All entries below need to be written out exactly, but without their pictures.

Dataset records
-------

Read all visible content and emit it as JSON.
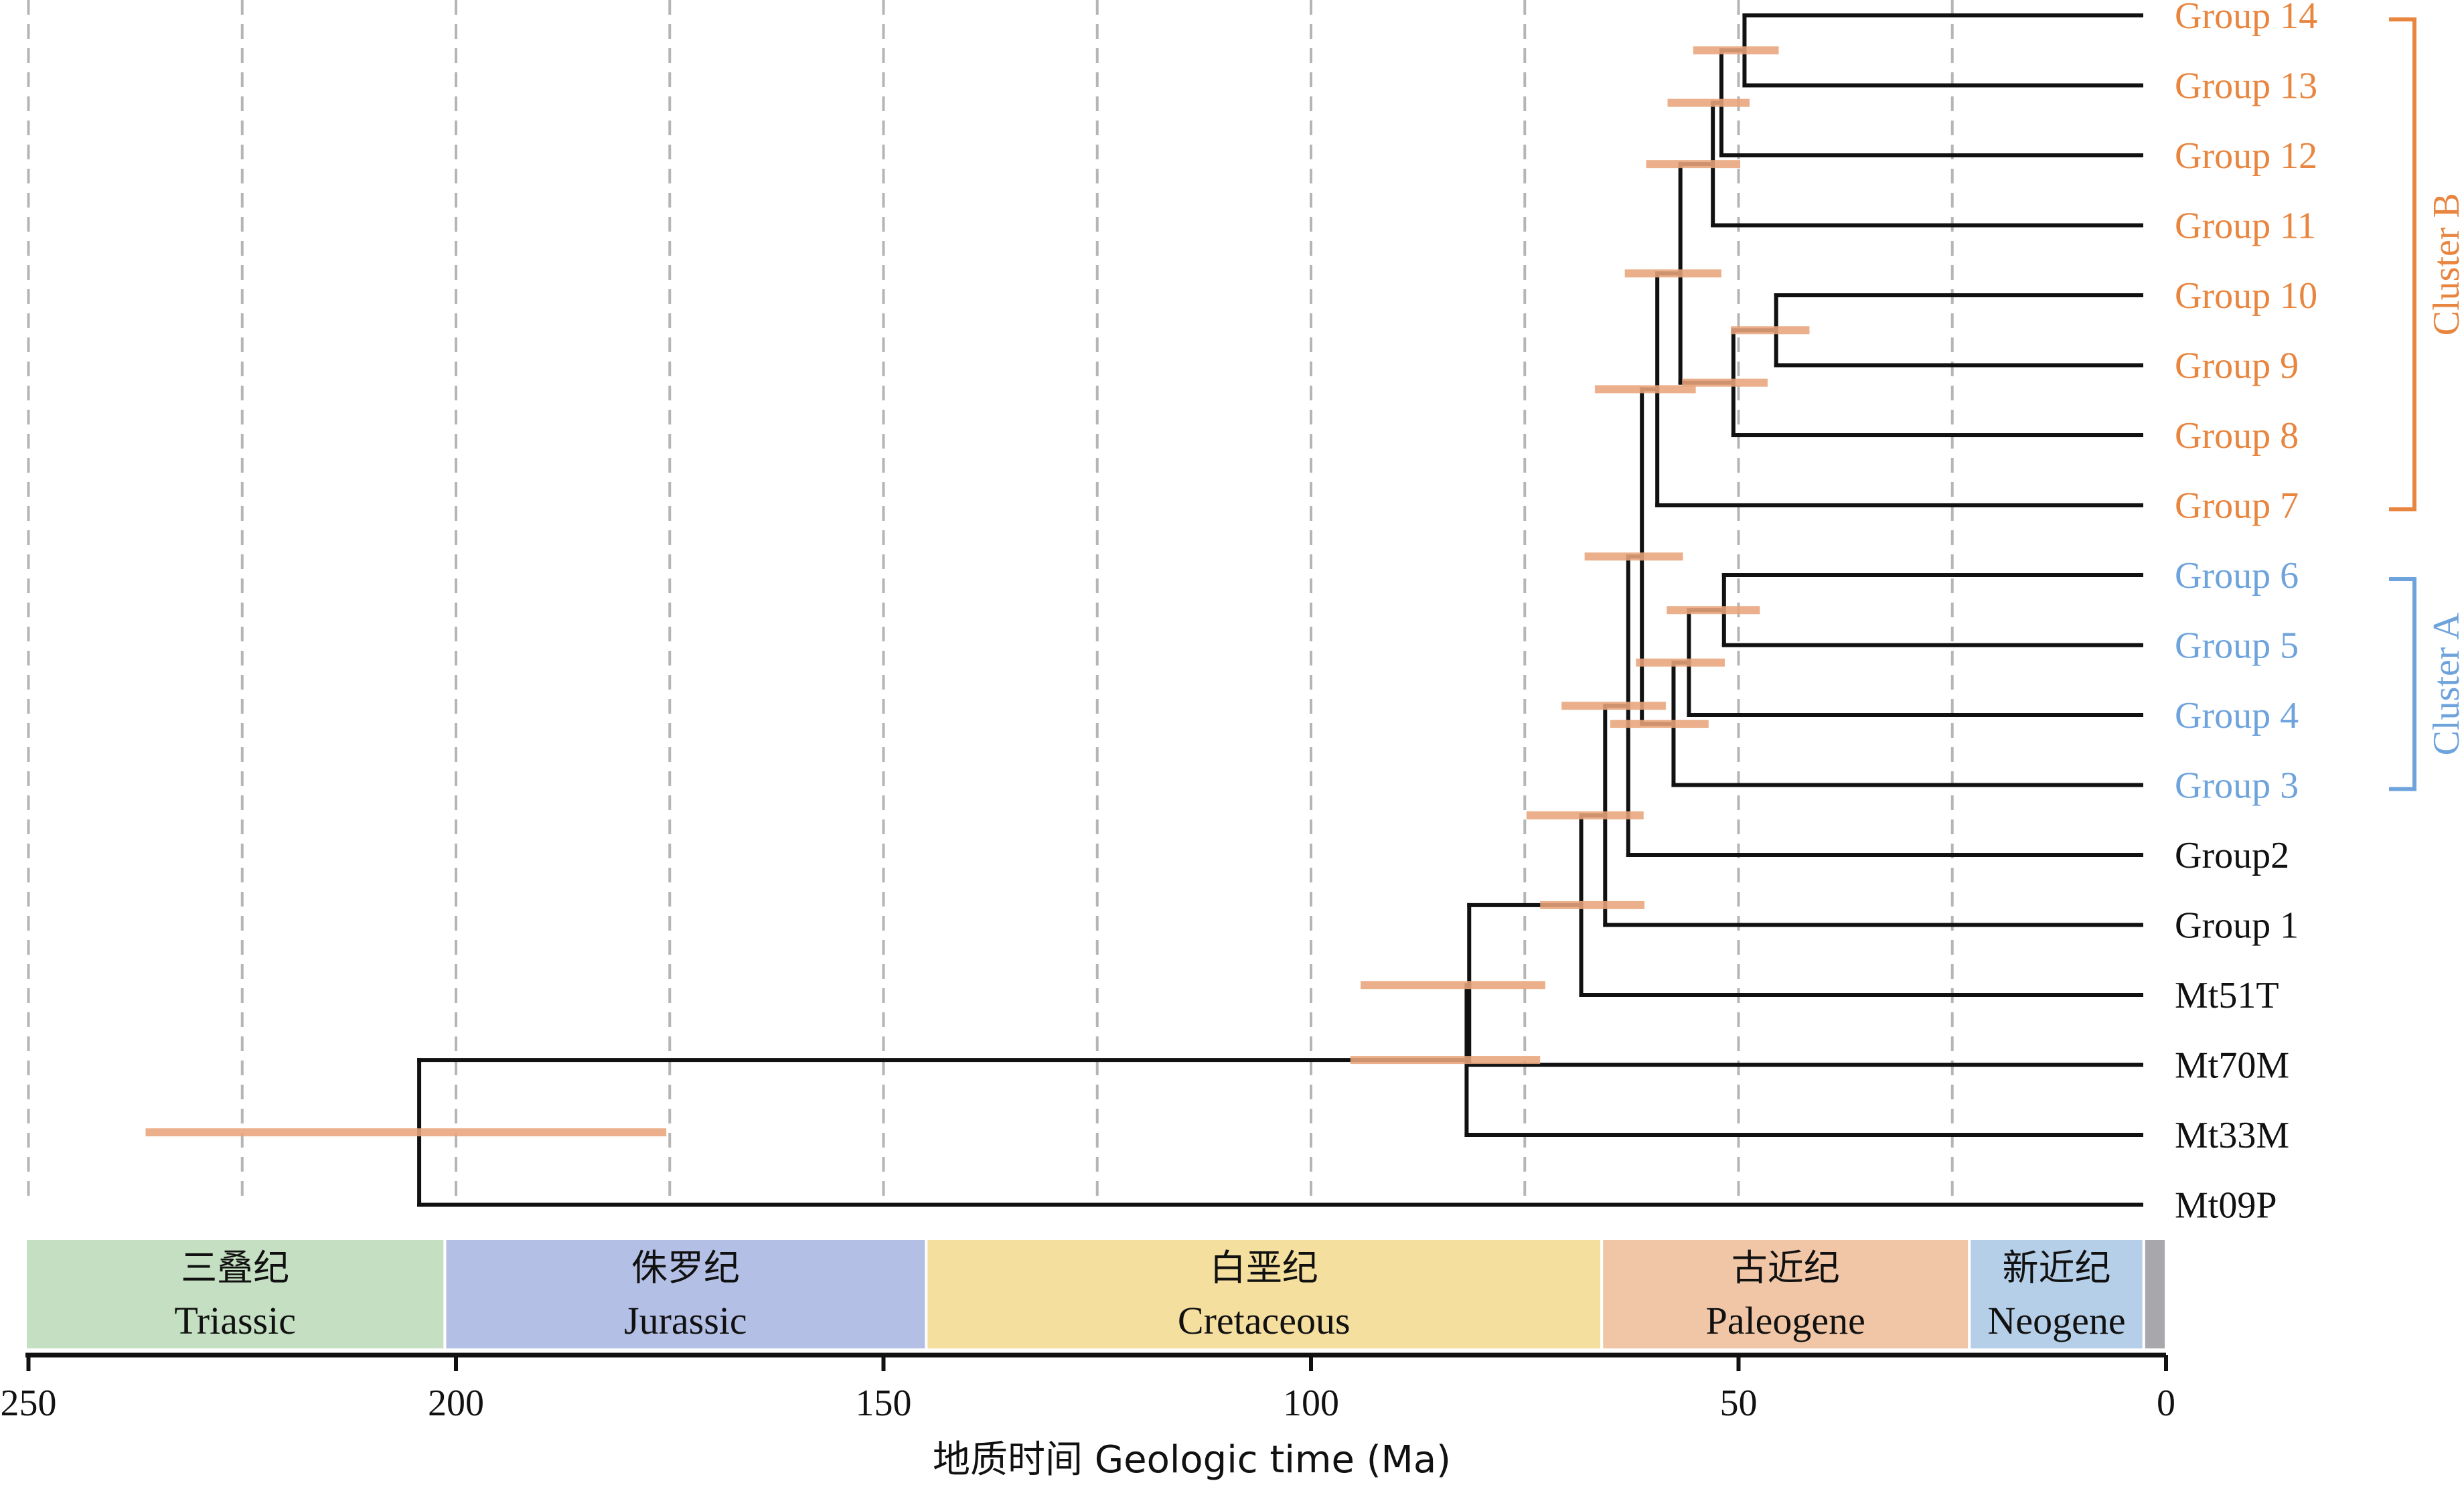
{
  "axis": {
    "label": "地质时间 Geologic time (Ma)",
    "ticks": [
      250,
      200,
      150,
      100,
      50,
      0
    ]
  },
  "periods": [
    {
      "cn": "三叠纪",
      "en": "Triassic",
      "start": 251.9,
      "end": 201.3,
      "color": "#c4dfc1"
    },
    {
      "cn": "侏罗纪",
      "en": "Jurassic",
      "start": 201.3,
      "end": 145.0,
      "color": "#b3bfe4"
    },
    {
      "cn": "白垩纪",
      "en": "Cretaceous",
      "start": 145.0,
      "end": 66.0,
      "color": "#f5df9f"
    },
    {
      "cn": "古近纪",
      "en": "Paleogene",
      "start": 66.0,
      "end": 23.0,
      "color": "#f1c6a6"
    },
    {
      "cn": "新近纪",
      "en": "Neogene",
      "start": 23.0,
      "end": 2.6,
      "color": "#b6cfe9"
    },
    {
      "cn": "",
      "en": "",
      "start": 2.6,
      "end": 0,
      "color": "#a8a8ac"
    }
  ],
  "taxa": [
    {
      "label": "Group 14",
      "color": "#e8853f"
    },
    {
      "label": "Group 13",
      "color": "#e8853f"
    },
    {
      "label": "Group 12",
      "color": "#e8853f"
    },
    {
      "label": "Group 11",
      "color": "#e8853f"
    },
    {
      "label": "Group 10",
      "color": "#e8853f"
    },
    {
      "label": "Group 9",
      "color": "#e8853f"
    },
    {
      "label": "Group 8",
      "color": "#e8853f"
    },
    {
      "label": "Group 7",
      "color": "#e8853f"
    },
    {
      "label": "Group 6",
      "color": "#6ea3dc"
    },
    {
      "label": "Group 5",
      "color": "#6ea3dc"
    },
    {
      "label": "Group 4",
      "color": "#6ea3dc"
    },
    {
      "label": "Group 3",
      "color": "#6ea3dc"
    },
    {
      "label": "Group2",
      "color": "#111111"
    },
    {
      "label": "Group 1",
      "color": "#111111"
    },
    {
      "label": "Mt51T",
      "color": "#111111"
    },
    {
      "label": "Mt70M",
      "color": "#111111"
    },
    {
      "label": "Mt33M",
      "color": "#111111"
    },
    {
      "label": "Mt09P",
      "color": "#111111"
    }
  ],
  "nodes": [
    {
      "age": 49.3,
      "hpd": [
        45.3,
        55.3
      ]
    },
    {
      "age": 52.0,
      "hpd": [
        48.7,
        58.3
      ]
    },
    {
      "age": 53.0,
      "hpd": [
        49.8,
        60.8
      ]
    },
    {
      "age": 45.6,
      "hpd": [
        41.7,
        50.9
      ]
    },
    {
      "age": 50.6,
      "hpd": [
        46.6,
        56.6
      ]
    },
    {
      "age": 56.8,
      "hpd": [
        52.0,
        63.3
      ]
    },
    {
      "age": 59.5,
      "hpd": [
        55.0,
        66.8
      ]
    },
    {
      "age": 51.7,
      "hpd": [
        47.5,
        58.4
      ]
    },
    {
      "age": 55.8,
      "hpd": [
        51.6,
        62.0
      ]
    },
    {
      "age": 57.6,
      "hpd": [
        53.5,
        65.0
      ]
    },
    {
      "age": 61.3,
      "hpd": [
        56.5,
        68.0
      ]
    },
    {
      "age": 62.9,
      "hpd": [
        58.5,
        70.7
      ]
    },
    {
      "age": 65.6,
      "hpd": [
        61.1,
        74.8
      ]
    },
    {
      "age": 68.4,
      "hpd": [
        61.0,
        73.2
      ]
    },
    {
      "age": 81.5,
      "hpd": [
        72.6,
        94.2
      ]
    },
    {
      "age": 81.8,
      "hpd": [
        73.2,
        95.4
      ]
    },
    {
      "age": 204.3,
      "hpd": [
        175.4,
        236.3
      ]
    }
  ],
  "clusters": [
    {
      "label": "Cluster B",
      "color": "#e8853f"
    },
    {
      "label": "Cluster A",
      "color": "#6ea3dc"
    }
  ],
  "style": {
    "branch_color": "#111111",
    "hpd_color": "#e8a57b",
    "grid_color": "#b5b5b5"
  }
}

-------

Reply
Read all visible content and emit it as JSON.
{
  "axis": {
    "label": "地质时间 Geologic time (Ma)",
    "ticks": [
      250,
      200,
      150,
      100,
      50,
      0
    ]
  },
  "periods": [
    {
      "cn": "三叠纪",
      "en": "Triassic",
      "start": 251.9,
      "end": 201.3,
      "color": "#c4dfc1"
    },
    {
      "cn": "侏罗纪",
      "en": "Jurassic",
      "start": 201.3,
      "end": 145.0,
      "color": "#b3bfe4"
    },
    {
      "cn": "白垩纪",
      "en": "Cretaceous",
      "start": 145.0,
      "end": 66.0,
      "color": "#f5df9f"
    },
    {
      "cn": "古近纪",
      "en": "Paleogene",
      "start": 66.0,
      "end": 23.0,
      "color": "#f1c6a6"
    },
    {
      "cn": "新近纪",
      "en": "Neogene",
      "start": 23.0,
      "end": 2.6,
      "color": "#b6cfe9"
    },
    {
      "cn": "",
      "en": "",
      "start": 2.6,
      "end": 0,
      "color": "#a8a8ac"
    }
  ],
  "taxa": [
    {
      "label": "Group 14",
      "color": "#e8853f"
    },
    {
      "label": "Group 13",
      "color": "#e8853f"
    },
    {
      "label": "Group 12",
      "color": "#e8853f"
    },
    {
      "label": "Group 11",
      "color": "#e8853f"
    },
    {
      "label": "Group 10",
      "color": "#e8853f"
    },
    {
      "label": "Group 9",
      "color": "#e8853f"
    },
    {
      "label": "Group 8",
      "color": "#e8853f"
    },
    {
      "label": "Group 7",
      "color": "#e8853f"
    },
    {
      "label": "Group 6",
      "color": "#6ea3dc"
    },
    {
      "label": "Group 5",
      "color": "#6ea3dc"
    },
    {
      "label": "Group 4",
      "color": "#6ea3dc"
    },
    {
      "label": "Group 3",
      "color": "#6ea3dc"
    },
    {
      "label": "Group2",
      "color": "#111111"
    },
    {
      "label": "Group 1",
      "color": "#111111"
    },
    {
      "label": "Mt51T",
      "color": "#111111"
    },
    {
      "label": "Mt70M",
      "color": "#111111"
    },
    {
      "label": "Mt33M",
      "color": "#111111"
    },
    {
      "label": "Mt09P",
      "color": "#111111"
    }
  ],
  "nodes": [
    {
      "age": 49.3,
      "hpd": [
        45.3,
        55.3
      ]
    },
    {
      "age": 52.0,
      "hpd": [
        48.7,
        58.3
      ]
    },
    {
      "age": 53.0,
      "hpd": [
        49.8,
        60.8
      ]
    },
    {
      "age": 45.6,
      "hpd": [
        41.7,
        50.9
      ]
    },
    {
      "age": 50.6,
      "hpd": [
        46.6,
        56.6
      ]
    },
    {
      "age": 56.8,
      "hpd": [
        52.0,
        63.3
      ]
    },
    {
      "age": 59.5,
      "hpd": [
        55.0,
        66.8
      ]
    },
    {
      "age": 51.7,
      "hpd": [
        47.5,
        58.4
      ]
    },
    {
      "age": 55.8,
      "hpd": [
        51.6,
        62.0
      ]
    },
    {
      "age": 57.6,
      "hpd": [
        53.5,
        65.0
      ]
    },
    {
      "age": 61.3,
      "hpd": [
        56.5,
        68.0
      ]
    },
    {
      "age": 62.9,
      "hpd": [
        58.5,
        70.7
      ]
    },
    {
      "age": 65.6,
      "hpd": [
        61.1,
        74.8
      ]
    },
    {
      "age": 68.4,
      "hpd": [
        61.0,
        73.2
      ]
    },
    {
      "age": 81.5,
      "hpd": [
        72.6,
        94.2
      ]
    },
    {
      "age": 81.8,
      "hpd": [
        73.2,
        95.4
      ]
    },
    {
      "age": 204.3,
      "hpd": [
        175.4,
        236.3
      ]
    }
  ],
  "clusters": [
    {
      "label": "Cluster B",
      "color": "#e8853f"
    },
    {
      "label": "Cluster A",
      "color": "#6ea3dc"
    }
  ],
  "style": {
    "branch_color": "#111111",
    "hpd_color": "#e8a57b",
    "grid_color": "#b5b5b5"
  }
}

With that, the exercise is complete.